Goal:
Return each line of the data below verbatim; pictures are to be left out.

Task material:
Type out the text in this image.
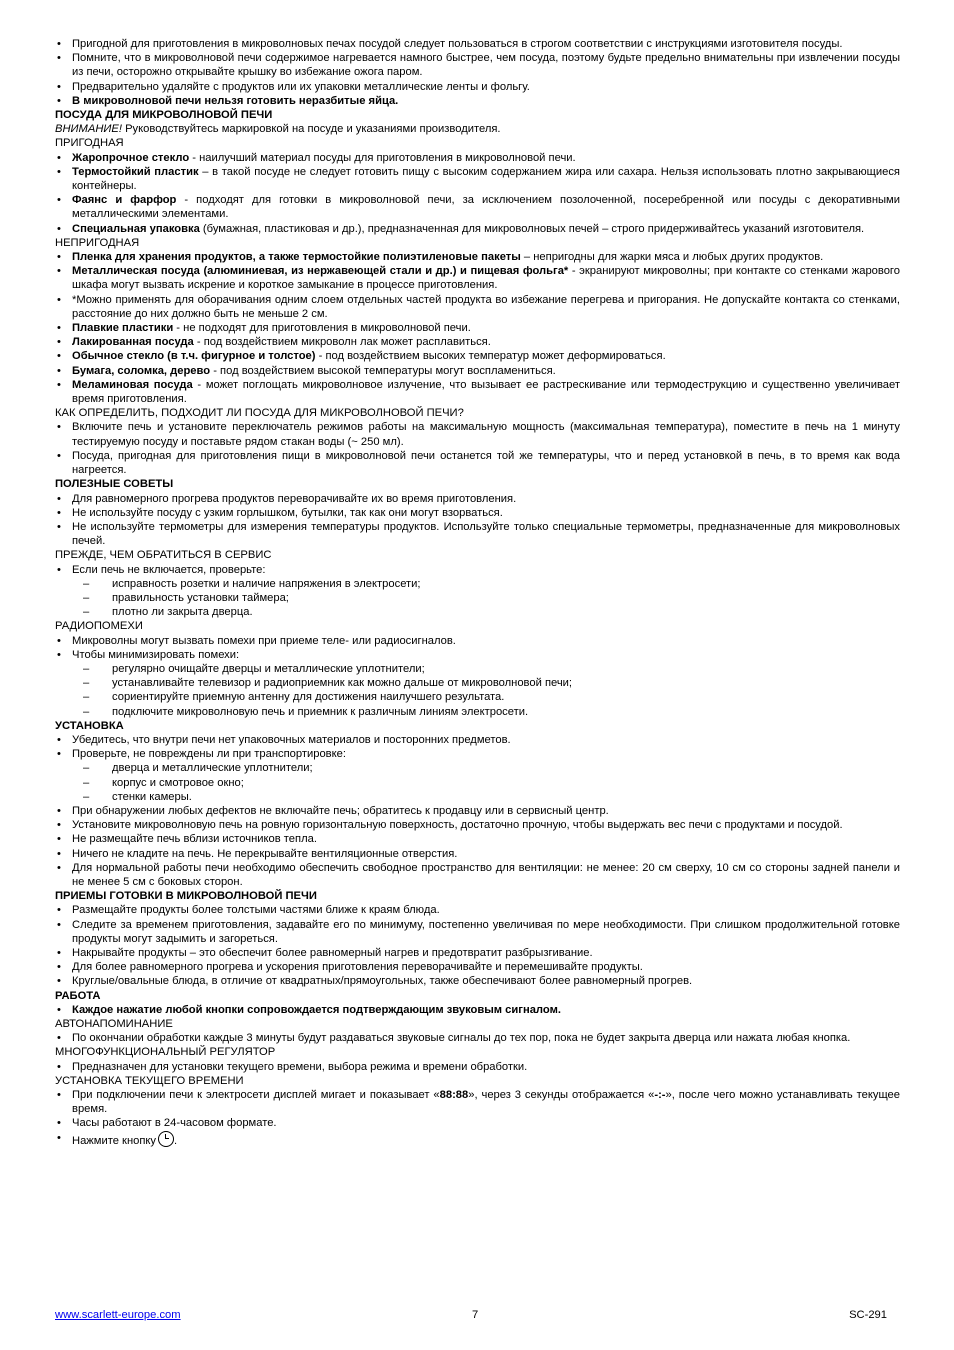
• Пригодной для приготовления в микроволновых печах посудой следует пользоваться в строгом соответствии с инструкциями изготовителя посуды.
• Помните, что в микроволновой печи содержимое нагревается намного быстрее, чем посуда, поэтому будьте предельно внимательны при извлечении посуды из печи, осторожно открывайте крышку во избежание ожога паром.
• Предварительно удаляйте с продуктов или их упаковки металлические ленты и фольгу.
• В микроволновой печи нельзя готовить неразбитые яйца.
ПОСУДА ДЛЯ МИКРОВОЛНОВОЙ ПЕЧИ
ВНИМАНИЕ! Руководствуйтесь маркировкой на посуде и указаниями производителя.
ПРИГОДНАЯ
• Жаропрочное стекло - наилучший материал посуды для приготовления в микроволновой печи.
• Термостойкий пластик – в такой посуде не следует готовить пищу с высоким содержанием жира или сахара. Нельзя использовать плотно закрывающиеся контейнеры.
• Фаянс и фарфор - подходят для готовки в микроволновой печи, за исключением позолоченной, посеребренной или посуды с декоративными металлическими элементами.
• Специальная упаковка (бумажная, пластиковая и др.), предназначенная для микроволновых печей – строго придерживайтесь указаний изготовителя.
НЕПРИГОДНАЯ
• Пленка для хранения продуктов, а также термостойкие полиэтиленовые пакеты – непригодны для жарки мяса и любых других продуктов.
• Металлическая посуда (алюминиевая, из нержавеющей стали и др.) и пищевая фольга* - экранируют микроволны; при контакте со стенками жарового шкафа могут вызвать искрение и короткое замыкание в процессе приготовления.
• *Можно применять для оборачивания одним слоем отдельных частей продукта во избежание перегрева и пригорания. Не допускайте контакта со стенками, расстояние до них должно быть не меньше 2 см.
• Плавкие пластики - не подходят для приготовления в микроволновой печи.
• Лакированная посуда - под воздействием микроволн лак может расплавиться.
• Обычное стекло (в т.ч. фигурное и толстое) - под воздействием высоких температур может деформироваться.
• Бумага, соломка, дерево - под воздействием высокой температуры могут воспламениться.
• Меламиновая посуда - может поглощать микроволновое излучение, что вызывает ее растрескивание или термодеструкцию и существенно увеличивает время приготовления.
КАК ОПРЕДЕЛИТЬ, ПОДХОДИТ ЛИ ПОСУДА ДЛЯ МИКРОВОЛНОВОЙ ПЕЧИ?
• Включите печь и установите переключатель режимов работы на максимальную мощность (максимальная температура), поместите в печь на 1 минуту тестируемую посуду и поставьте рядом стакан воды (~ 250 мл).
• Посуда, пригодная для приготовления пищи в микроволновой печи останется той же температуры, что и перед установкой в печь, в то время как вода нагреется.
ПОЛЕЗНЫЕ СОВЕТЫ
• Для равномерного прогрева продуктов переворачивайте их во время приготовления.
• Не используйте посуду с узким горлышком, бутылки, так как они могут взорваться.
• Не используйте термометры для измерения температуры продуктов. Используйте только специальные термометры, предназначенные для микроволновых печей.
ПРЕЖДЕ, ЧЕМ ОБРАТИТЬСЯ В СЕРВИС
• Если печь не включается, проверьте:
– исправность розетки и наличие напряжения в электросети;
– правильность установки таймера;
– плотно ли закрыта дверца.
РАДИОПОМЕХИ
• Микроволны могут вызвать помехи при приеме теле- или радиосигналов.
• Чтобы минимизировать помехи:
– регулярно очищайте дверцы и металлические уплотнители;
– устанавливайте телевизор и радиоприемник как можно дальше от микроволновой печи;
– сориентируйте приемную антенну для достижения наилучшего результата.
– подключите микроволновую печь и приемник к различным линиям электросети.
УСТАНОВКА
• Убедитесь, что внутри печи нет упаковочных материалов и посторонних предметов.
• Проверьте, не повреждены ли при транспортировке:
– дверца и металлические уплотнители;
– корпус и смотровое окно;
– стенки камеры.
• При обнаружении любых дефектов не включайте печь; обратитесь к продавцу или в сервисный центр.
• Установите микроволновую печь на ровную горизонтальную поверхность, достаточно прочную, чтобы выдержать вес печи с продуктами и посудой.
• Не размещайте печь вблизи источников тепла.
• Ничего не кладите на печь. Не перекрывайте вентиляционные отверстия.
• Для нормальной работы печи необходимо обеспечить свободное пространство для вентиляции: не менее: 20 см сверху, 10 см со стороны задней панели и не менее 5 см с боковых сторон.
ПРИЕМЫ ГОТОВКИ В МИКРОВОЛНОВОЙ ПЕЧИ
• Размещайте продукты более толстыми частями ближе к краям блюда.
• Следите за временем приготовления, задавайте его по минимуму, постепенно увеличивая по мере необходимости. При слишком продолжительной готовке продукты могут задымить и загореться.
• Накрывайте продукты – это обеспечит более равномерный нагрев и предотвратит разбрызгивание.
• Для более равномерного прогрева и ускорения приготовления переворачивайте и перемешивайте продукты.
• Круглые/овальные блюда, в отличие от квадратных/прямоугольных, также обеспечивают более равномерный прогрев.
РАБОТА
• Каждое нажатие любой кнопки сопровождается подтверждающим звуковым сигналом.
АВТОНАПОМИНАНИЕ
• По окончании обработки каждые 3 минуты будут раздаваться звуковые сигналы до тех пор, пока не будет закрыта дверца или нажата любая кнопка.
МНОГОФУНКЦИОНАЛЬНЫЙ РЕГУЛЯТОР
• Предназначен для установки текущего времени, выбора режима и времени обработки.
УСТАНОВКА ТЕКУЩЕГО ВРЕМЕНИ
• При подключении печи к электросети дисплей мигает и показывает «88:88», через 3 секунды отображается «-:-», после чего можно устанавливать текущее время.
• Часы работают в 24-часовом формате.
• Нажмите кнопку .
www.scarlett-europe.com	7	SC-291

Result of this exercise:
Type out the text in this image.
• Пригодной для приготовления в микроволновых печах посудой следует пользоваться в строгом соответствии с инструкциями изготовителя посуды.
• Помните, что в микроволновой печи содержимое нагревается намного быстрее, чем посуда, поэтому будьте предельно внимательны при извлечении посуды из печи, осторожно открывайте крышку во избежание ожога паром.
• Предварительно удаляйте с продуктов или их упаковки металлические ленты и фольгу.
• В микроволновой печи нельзя готовить неразбитые яйца.
ПОСУДА ДЛЯ МИКРОВОЛНОВОЙ ПЕЧИ
ВНИМАНИЕ! Руководствуйтесь маркировкой на посуде и указаниями производителя.
ПРИГОДНАЯ
• Жаропрочное стекло - наилучший материал посуды для приготовления в микроволновой печи.
• Термостойкий пластик – в такой посуде не следует готовить пищу с высоким содержанием жира или сахара. Нельзя использовать плотно закрывающиеся контейнеры.
• Фаянс и фарфор - подходят для готовки в микроволновой печи, за исключением позолоченной, посеребренной или посуды с декоративными металлическими элементами.
• Специальная упаковка (бумажная, пластиковая и др.), предназначенная для микроволновых печей – строго придерживайтесь указаний изготовителя.
НЕПРИГОДНАЯ
• Пленка для хранения продуктов, а также термостойкие полиэтиленовые пакеты – непригодны для жарки мяса и любых других продуктов.
• Металлическая посуда (алюминиевая, из нержавеющей стали и др.) и пищевая фольга* - экранируют микроволны; при контакте со стенками жарового шкафа могут вызвать искрение и короткое замыкание в процессе приготовления.
• *Можно применять для оборачивания одним слоем отдельных частей продукта во избежание перегрева и пригорания. Не допускайте контакта со стенками, расстояние до них должно быть не меньше 2 см.
• Плавкие пластики - не подходят для приготовления в микроволновой печи.
• Лакированная посуда - под воздействием микроволн лак может расплавиться.
• Обычное стекло (в т.ч. фигурное и толстое) - под воздействием высоких температур может деформироваться.
• Бумага, соломка, дерево - под воздействием высокой температуры могут воспламениться.
• Меламиновая посуда - может поглощать микроволновое излучение, что вызывает ее растрескивание или термодеструкцию и существенно увеличивает время приготовления.
КАК ОПРЕДЕЛИТЬ, ПОДХОДИТ ЛИ ПОСУДА ДЛЯ МИКРОВОЛНОВОЙ ПЕЧИ?
• Включите печь и установите переключатель режимов работы на максимальную мощность (максимальная температура), поместите в печь на 1 минуту тестируемую посуду и поставьте рядом стакан воды (~ 250 мл).
• Посуда, пригодная для приготовления пищи в микроволновой печи останется той же температуры, что и перед установкой в печь, в то время как вода нагреется.
ПОЛЕЗНЫЕ СОВЕТЫ
• Для равномерного прогрева продуктов переворачивайте их во время приготовления.
• Не используйте посуду с узким горлышком, бутылки, так как они могут взорваться.
• Не используйте термометры для измерения температуры продуктов. Используйте только специальные термометры, предназначенные для микроволновых печей.
ПРЕЖДЕ, ЧЕМ ОБРАТИТЬСЯ В СЕРВИС
• Если печь не включается, проверьте:
– исправность розетки и наличие напряжения в электросети;
– правильность установки таймера;
– плотно ли закрыта дверца.
РАДИОПОМЕХИ
• Микроволны могут вызвать помехи при приеме теле- или радиосигналов.
• Чтобы минимизировать помехи:
– регулярно очищайте дверцы и металлические уплотнители;
– устанавливайте телевизор и радиоприемник как можно дальше от микроволновой печи;
– сориентируйте приемную антенну для достижения наилучшего результата.
– подключите микроволновую печь и приемник к различным линиям электросети.
УСТАНОВКА
• Убедитесь, что внутри печи нет упаковочных материалов и посторонних предметов.
• Проверьте, не повреждены ли при транспортировке:
– дверца и металлические уплотнители;
– корпус и смотровое окно;
– стенки камеры.
• При обнаружении любых дефектов не включайте печь; обратитесь к продавцу или в сервисный центр.
• Установите микроволновую печь на ровную горизонтальную поверхность, достаточно прочную, чтобы выдержать вес печи с продуктами и посудой.
• Не размещайте печь вблизи источников тепла.
• Ничего не кладите на печь. Не перекрывайте вентиляционные отверстия.
• Для нормальной работы печи необходимо обеспечить свободное пространство для вентиляции: не менее: 20 см сверху, 10 см со стороны задней панели и не менее 5 см с боковых сторон.
ПРИЕМЫ ГОТОВКИ В МИКРОВОЛНОВОЙ ПЕЧИ
• Размещайте продукты более толстыми частями ближе к краям блюда.
• Следите за временем приготовления, задавайте его по минимуму, постепенно увеличивая по мере необходимости. При слишком продолжительной готовке продукты могут задымить и загореться.
• Накрывайте продукты – это обеспечит более равномерный нагрев и предотвратит разбрызгивание.
• Для более равномерного прогрева и ускорения приготовления переворачивайте и перемешивайте продукты.
• Круглые/овальные блюда, в отличие от квадратных/прямоугольных, также обеспечивают более равномерный прогрев.
РАБОТА
• Каждое нажатие любой кнопки сопровождается подтверждающим звуковым сигналом.
АВТОНАПОМИНАНИЕ
• По окончании обработки каждые 3 минуты будут раздаваться звуковые сигналы до тех пор, пока не будет закрыта дверца или нажата любая кнопка.
МНОГОФУНКЦИОНАЛЬНЫЙ РЕГУЛЯТОР
• Предназначен для установки текущего времени, выбора режима и времени обработки.
УСТАНОВКА ТЕКУЩЕГО ВРЕМЕНИ
• При подключении печи к электросети дисплей мигает и показывает «88:88», через 3 секунды отображается «-:-», после чего можно устанавливать текущее время.
• Часы работают в 24-часовом формате.
• Нажмите кнопку .
www.scarlett-europe.com	7	SC-291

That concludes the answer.